§ WRITTEN TASK: In the patent claims excerpt, what heats the first flow of the process gas to generate the second flow?

30. The system of Claim 17 wherein the system is configured to operate with a flow rate of the process gas at the system inlet of about 4.5 kg/sec (13,541 scfm, 594 lb/min) to about 6.5 kg/sec (19,559 scfm, 858 lb/min).
31. The system of Claim 17 wherein the system is configured to operate with a flow rate of the process gas at the system inlet of about 5 kg/sec (15,045 scfm, 660 lb/min) to about 6 kg/sec (18,054 scfin, 792 lb/min).
32. A method for generating power, the method comprising: receiving a first flow of a process gas, wherein the first flow is characterized by a first flow rate, a first pressure, and a first temperature;
heating the first flow with a first heat exchanger to generate a second flow of the process gas, wherein the second flow is characterized by a second flow rate, a second pressure, and a second temperature;
expanding the second flow with a first turboexpander to generate a third flow of the process gas, wherein the third flow is characterized by a third flow rate, a third pressure, and a third temperature;
heating the third flow with one or more second heat exchangers, each second heat exchanger generating a fourth flow of the process gas, wherein the fourth flow is characterized by a fourth flow rate, a fourth pressure, and a fourth temperature; expanding the one or more fourth flows with one or more second turboexpanders, each second turboexpander generating a fifth flow of the process gas, wherein the fifth flow is characterized by a fifth flow rate, a fifth pressure, and a fifth temperature; and
producing electrical energy with at least one electrical generator operatively coupled to one or more of the first turboexpander and the one or more second turboexpanders.
33. The method of Claim 32, the method further comprising:
heating the one or more fifth flows with one or more third heat exchangers, each third heat exchanger generating a sixth flow of the process gas, wherein the sixth flow is characterized by a sixth flow rate, a sixth pressure, and a sixth temperature; and expanding the one or more sixth flows with one or more third turboexpanders, each third turboexpander generating a seventh flow of the process gas, wherein the seventh flow is characterized by a seventh flow rate, a seventh pressure, and a seventh temperature; and
wherein the at least one electrical generator is operatively coupled to one or more of the first turboexpander, the one or more second turboexpanders, and the one or more third turboexpanders.

§ GIVEN INFORMATION:
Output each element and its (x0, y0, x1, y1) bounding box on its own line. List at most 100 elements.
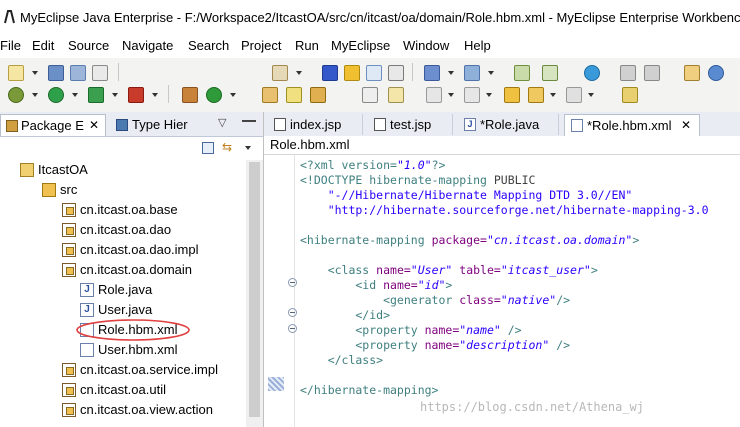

§ TASK RESULT: A first heat exchanger.